Data items
::::::::

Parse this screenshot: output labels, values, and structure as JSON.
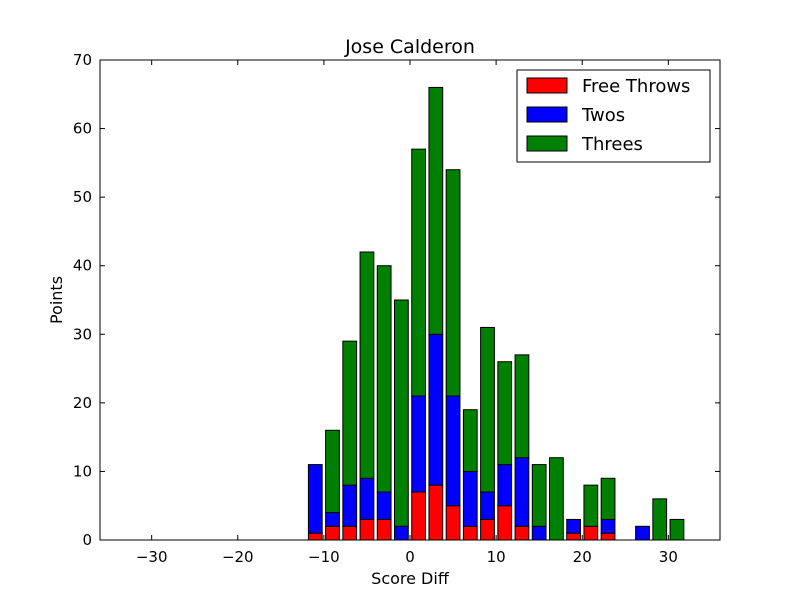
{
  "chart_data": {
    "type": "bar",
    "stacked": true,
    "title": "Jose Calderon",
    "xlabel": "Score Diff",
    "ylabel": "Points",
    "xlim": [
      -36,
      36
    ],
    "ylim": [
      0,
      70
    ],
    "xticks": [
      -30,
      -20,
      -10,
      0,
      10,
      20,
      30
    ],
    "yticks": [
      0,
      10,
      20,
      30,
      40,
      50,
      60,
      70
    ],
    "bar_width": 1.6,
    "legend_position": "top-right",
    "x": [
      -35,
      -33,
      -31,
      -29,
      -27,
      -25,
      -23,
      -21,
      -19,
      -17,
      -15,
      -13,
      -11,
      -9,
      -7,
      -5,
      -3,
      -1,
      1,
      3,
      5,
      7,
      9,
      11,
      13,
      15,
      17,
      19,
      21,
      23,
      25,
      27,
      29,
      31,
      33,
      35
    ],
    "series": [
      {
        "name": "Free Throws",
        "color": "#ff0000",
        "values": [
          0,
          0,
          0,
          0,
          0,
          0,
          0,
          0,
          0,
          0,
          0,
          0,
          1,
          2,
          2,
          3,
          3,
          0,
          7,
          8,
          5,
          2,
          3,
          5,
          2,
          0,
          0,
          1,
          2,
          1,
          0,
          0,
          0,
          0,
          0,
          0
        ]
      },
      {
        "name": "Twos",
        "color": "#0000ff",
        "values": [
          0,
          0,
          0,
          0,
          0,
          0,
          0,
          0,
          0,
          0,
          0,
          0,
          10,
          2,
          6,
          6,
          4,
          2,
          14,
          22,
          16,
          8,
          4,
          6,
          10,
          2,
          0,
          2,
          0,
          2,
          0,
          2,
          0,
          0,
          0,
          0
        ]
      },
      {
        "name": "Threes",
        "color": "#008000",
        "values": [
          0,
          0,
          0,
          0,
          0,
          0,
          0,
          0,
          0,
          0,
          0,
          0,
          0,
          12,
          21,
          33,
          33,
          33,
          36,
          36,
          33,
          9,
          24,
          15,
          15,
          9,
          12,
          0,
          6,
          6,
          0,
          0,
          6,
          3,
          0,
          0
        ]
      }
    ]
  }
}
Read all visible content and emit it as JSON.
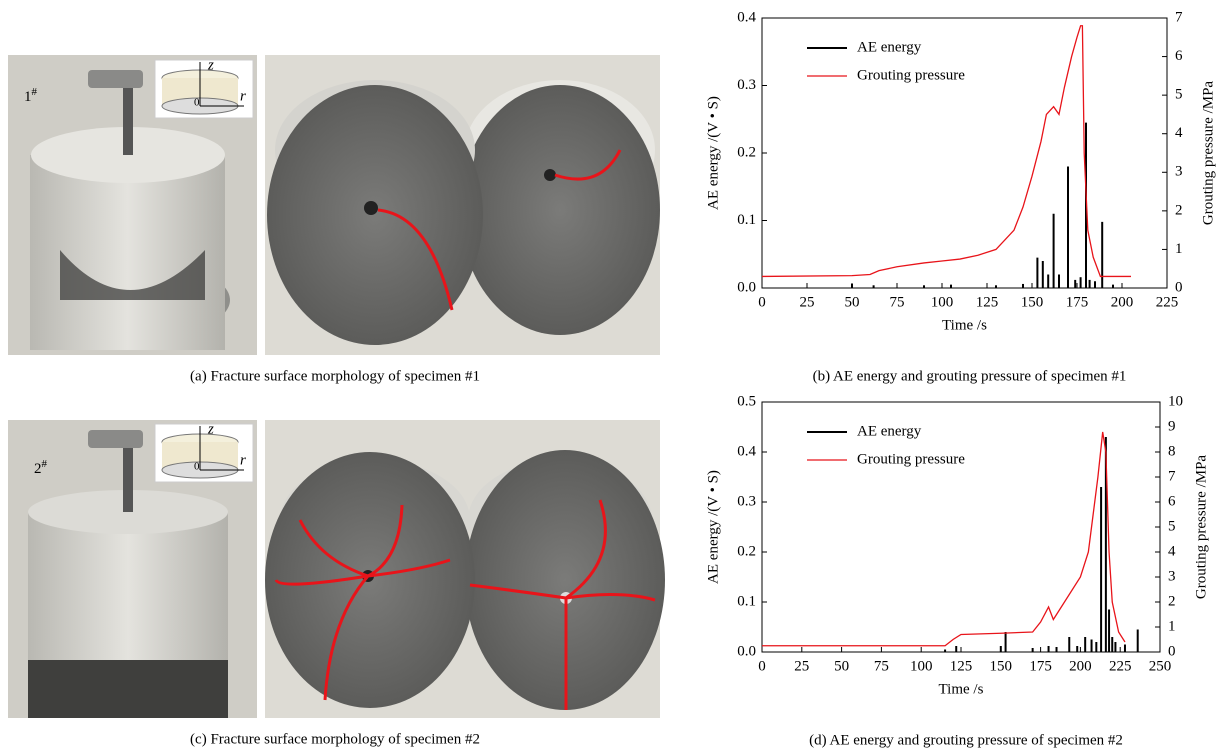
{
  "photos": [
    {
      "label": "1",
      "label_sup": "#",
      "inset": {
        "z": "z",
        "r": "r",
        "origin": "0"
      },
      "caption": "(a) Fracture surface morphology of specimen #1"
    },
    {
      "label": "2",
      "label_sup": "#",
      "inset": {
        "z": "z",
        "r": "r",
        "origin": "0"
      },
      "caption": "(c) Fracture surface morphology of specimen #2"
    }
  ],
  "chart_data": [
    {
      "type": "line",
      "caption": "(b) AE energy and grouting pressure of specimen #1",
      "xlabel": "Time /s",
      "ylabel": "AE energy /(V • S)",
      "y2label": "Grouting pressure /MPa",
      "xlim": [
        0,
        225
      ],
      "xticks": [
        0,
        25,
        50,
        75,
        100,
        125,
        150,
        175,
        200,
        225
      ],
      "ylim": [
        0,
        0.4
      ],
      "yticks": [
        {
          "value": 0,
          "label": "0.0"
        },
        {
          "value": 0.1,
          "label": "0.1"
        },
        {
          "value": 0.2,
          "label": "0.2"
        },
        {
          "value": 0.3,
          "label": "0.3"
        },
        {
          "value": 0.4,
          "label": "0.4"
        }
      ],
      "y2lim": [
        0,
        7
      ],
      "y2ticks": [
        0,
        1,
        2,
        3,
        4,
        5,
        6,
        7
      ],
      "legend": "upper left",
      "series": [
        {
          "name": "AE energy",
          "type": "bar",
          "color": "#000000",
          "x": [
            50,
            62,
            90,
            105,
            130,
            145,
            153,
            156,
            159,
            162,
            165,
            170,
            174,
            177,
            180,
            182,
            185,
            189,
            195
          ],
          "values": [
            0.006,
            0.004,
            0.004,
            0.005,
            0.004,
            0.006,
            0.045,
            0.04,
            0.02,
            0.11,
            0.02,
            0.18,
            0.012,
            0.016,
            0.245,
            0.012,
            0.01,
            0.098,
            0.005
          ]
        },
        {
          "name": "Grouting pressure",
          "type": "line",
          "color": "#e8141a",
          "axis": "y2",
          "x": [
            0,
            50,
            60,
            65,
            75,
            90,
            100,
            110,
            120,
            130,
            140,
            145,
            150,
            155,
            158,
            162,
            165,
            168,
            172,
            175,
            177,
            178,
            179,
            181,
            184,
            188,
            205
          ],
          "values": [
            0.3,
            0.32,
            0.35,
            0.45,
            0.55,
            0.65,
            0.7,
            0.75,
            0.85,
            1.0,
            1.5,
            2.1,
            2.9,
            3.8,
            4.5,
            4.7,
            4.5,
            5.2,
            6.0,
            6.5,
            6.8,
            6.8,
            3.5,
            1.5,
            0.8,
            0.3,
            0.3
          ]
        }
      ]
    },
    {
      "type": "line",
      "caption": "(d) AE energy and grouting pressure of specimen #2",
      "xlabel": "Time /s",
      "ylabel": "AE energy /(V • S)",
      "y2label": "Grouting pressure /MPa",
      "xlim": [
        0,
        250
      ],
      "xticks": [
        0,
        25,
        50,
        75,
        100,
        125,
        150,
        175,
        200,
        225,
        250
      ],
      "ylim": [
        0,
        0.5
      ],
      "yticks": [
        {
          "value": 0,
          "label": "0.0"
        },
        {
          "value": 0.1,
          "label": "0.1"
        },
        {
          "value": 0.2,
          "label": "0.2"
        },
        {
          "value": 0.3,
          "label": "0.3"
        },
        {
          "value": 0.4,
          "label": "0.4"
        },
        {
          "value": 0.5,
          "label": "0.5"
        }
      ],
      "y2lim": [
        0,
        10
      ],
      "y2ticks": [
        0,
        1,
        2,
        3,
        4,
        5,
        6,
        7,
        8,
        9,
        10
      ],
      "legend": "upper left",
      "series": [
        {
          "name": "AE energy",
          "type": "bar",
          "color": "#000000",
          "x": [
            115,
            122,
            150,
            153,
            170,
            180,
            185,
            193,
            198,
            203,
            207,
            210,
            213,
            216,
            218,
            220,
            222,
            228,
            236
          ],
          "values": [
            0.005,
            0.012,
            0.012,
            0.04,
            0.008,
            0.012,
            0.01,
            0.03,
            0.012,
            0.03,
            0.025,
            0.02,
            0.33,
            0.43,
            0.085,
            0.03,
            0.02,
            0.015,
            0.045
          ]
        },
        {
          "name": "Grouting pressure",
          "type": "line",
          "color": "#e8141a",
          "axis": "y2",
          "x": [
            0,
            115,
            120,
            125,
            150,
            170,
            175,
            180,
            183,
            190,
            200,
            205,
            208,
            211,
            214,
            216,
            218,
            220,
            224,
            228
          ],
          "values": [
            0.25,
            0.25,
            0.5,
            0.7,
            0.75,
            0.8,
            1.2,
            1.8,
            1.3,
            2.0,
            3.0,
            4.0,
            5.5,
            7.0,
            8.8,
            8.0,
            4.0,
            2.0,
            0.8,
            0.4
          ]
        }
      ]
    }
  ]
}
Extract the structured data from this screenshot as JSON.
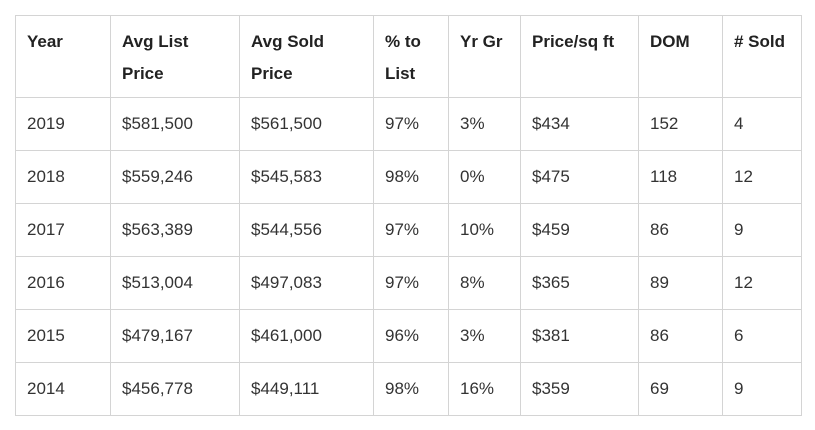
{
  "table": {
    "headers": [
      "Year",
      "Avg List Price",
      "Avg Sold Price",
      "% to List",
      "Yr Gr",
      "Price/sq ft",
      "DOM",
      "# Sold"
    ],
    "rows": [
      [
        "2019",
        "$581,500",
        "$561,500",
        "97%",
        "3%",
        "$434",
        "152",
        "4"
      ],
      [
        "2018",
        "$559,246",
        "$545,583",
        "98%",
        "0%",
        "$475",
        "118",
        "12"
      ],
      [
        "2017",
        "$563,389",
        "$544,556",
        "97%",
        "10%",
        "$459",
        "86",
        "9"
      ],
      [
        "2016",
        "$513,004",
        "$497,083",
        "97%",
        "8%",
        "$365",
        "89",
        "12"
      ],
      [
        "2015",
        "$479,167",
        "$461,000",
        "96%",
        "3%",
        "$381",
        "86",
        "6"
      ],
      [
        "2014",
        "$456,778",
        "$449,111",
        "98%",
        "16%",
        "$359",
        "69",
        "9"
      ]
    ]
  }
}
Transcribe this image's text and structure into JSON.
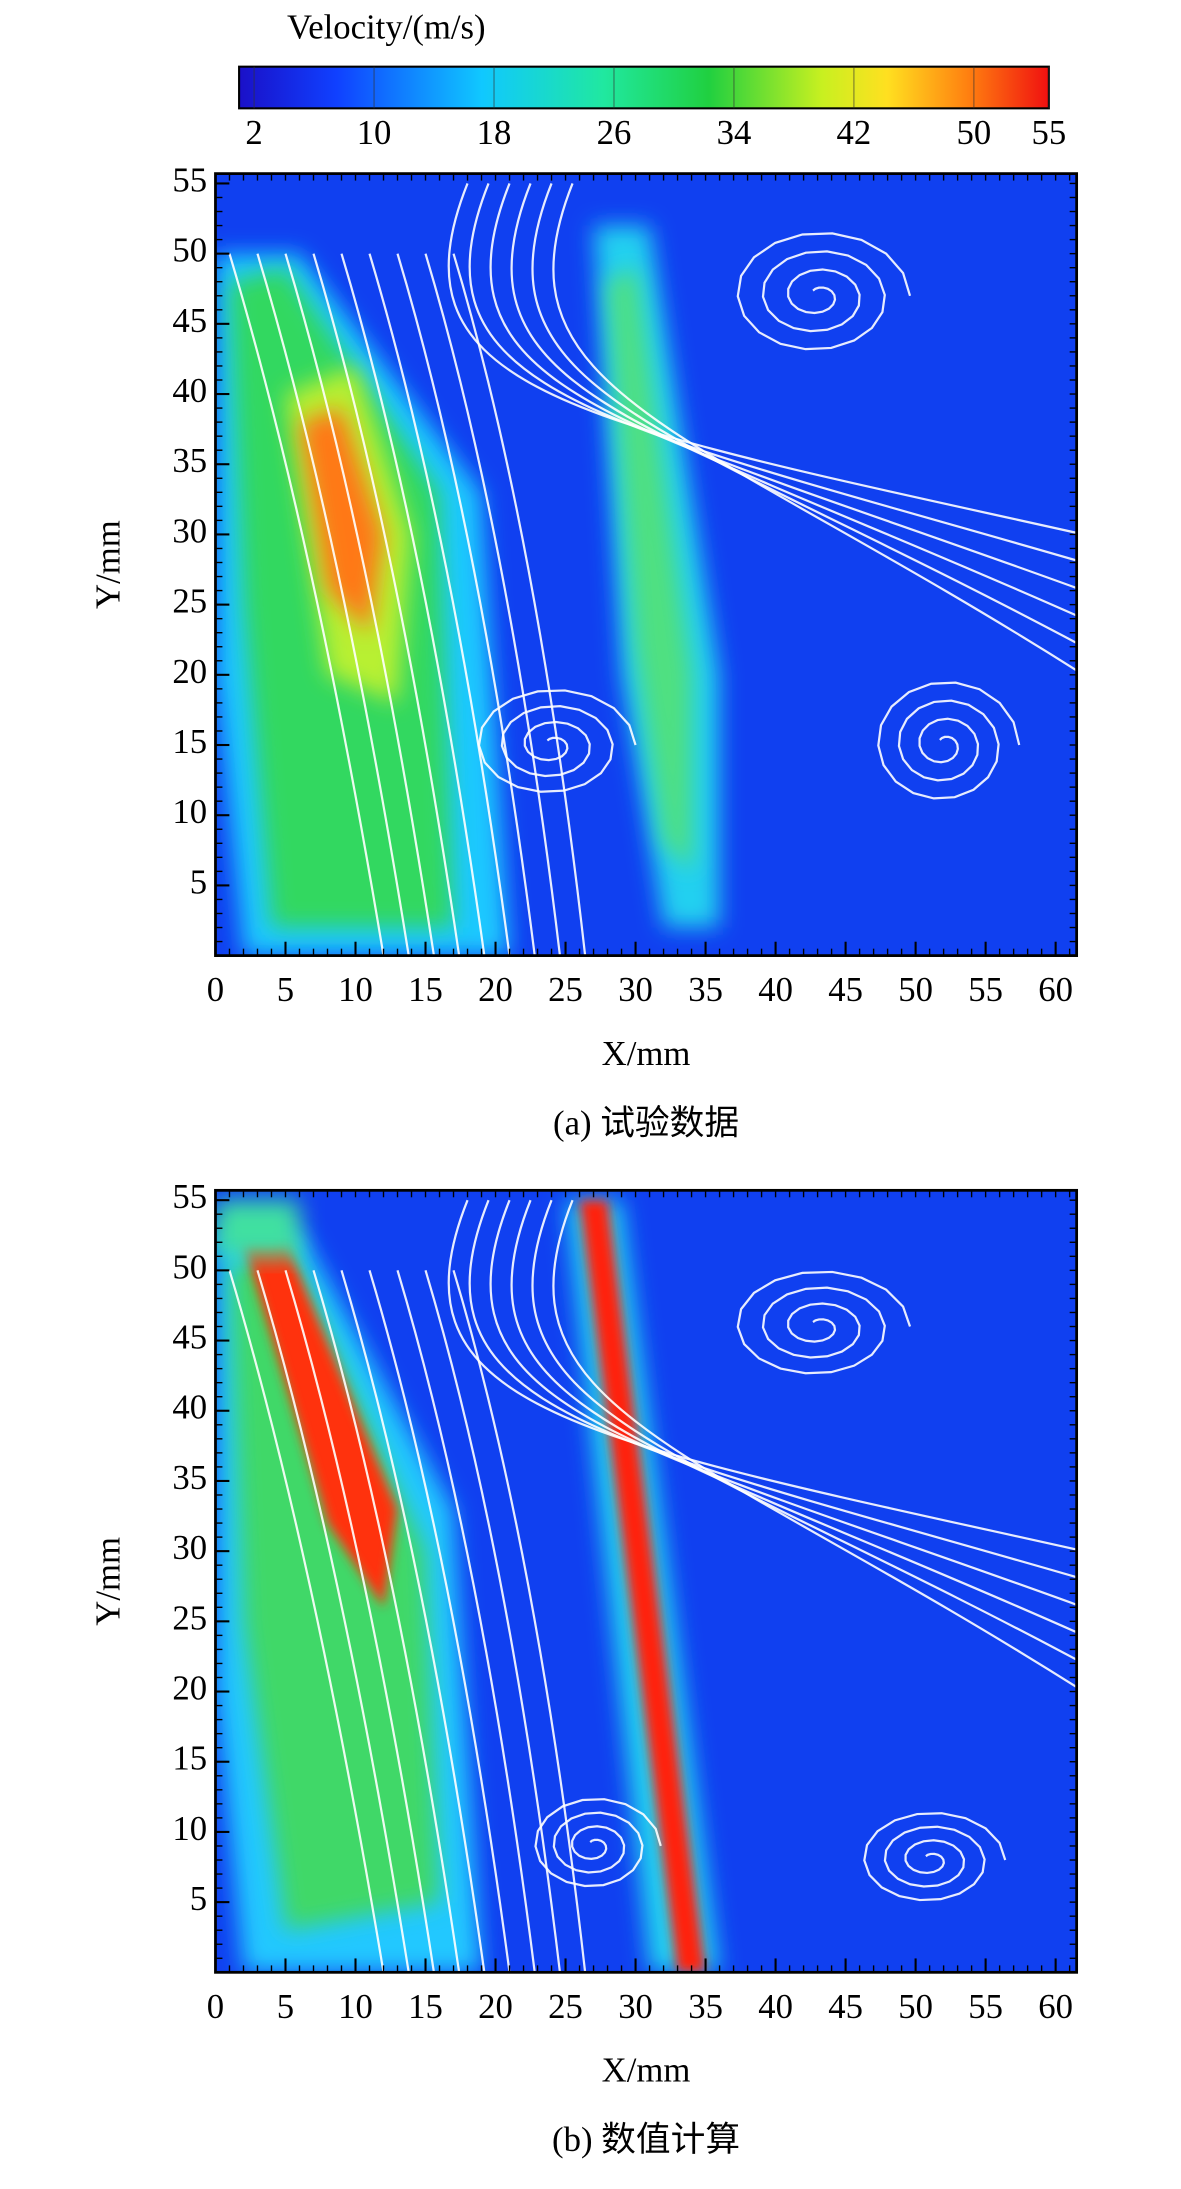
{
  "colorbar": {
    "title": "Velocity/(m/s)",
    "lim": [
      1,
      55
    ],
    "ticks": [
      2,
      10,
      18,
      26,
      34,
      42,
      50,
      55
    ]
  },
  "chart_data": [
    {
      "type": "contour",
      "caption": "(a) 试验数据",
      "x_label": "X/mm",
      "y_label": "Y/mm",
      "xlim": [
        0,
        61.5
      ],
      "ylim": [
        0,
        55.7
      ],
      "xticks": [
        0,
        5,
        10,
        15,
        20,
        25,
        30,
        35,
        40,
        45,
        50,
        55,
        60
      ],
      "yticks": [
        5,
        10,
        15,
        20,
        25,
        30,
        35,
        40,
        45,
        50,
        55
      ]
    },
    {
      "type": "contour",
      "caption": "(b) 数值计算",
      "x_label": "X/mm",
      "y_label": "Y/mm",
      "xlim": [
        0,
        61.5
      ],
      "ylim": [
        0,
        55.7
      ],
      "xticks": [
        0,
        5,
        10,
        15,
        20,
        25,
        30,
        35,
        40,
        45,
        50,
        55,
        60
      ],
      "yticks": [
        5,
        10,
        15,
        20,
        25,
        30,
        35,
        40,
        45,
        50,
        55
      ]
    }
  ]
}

::::::::

THE REQUEST
From the data above, pick out each line containing "Fracture" and copy it.

CORRECT RESULT
      "caption": "(a) Fracture surface morphology of specimen #1"
      "caption": "(c) Fracture surface morphology of specimen #2"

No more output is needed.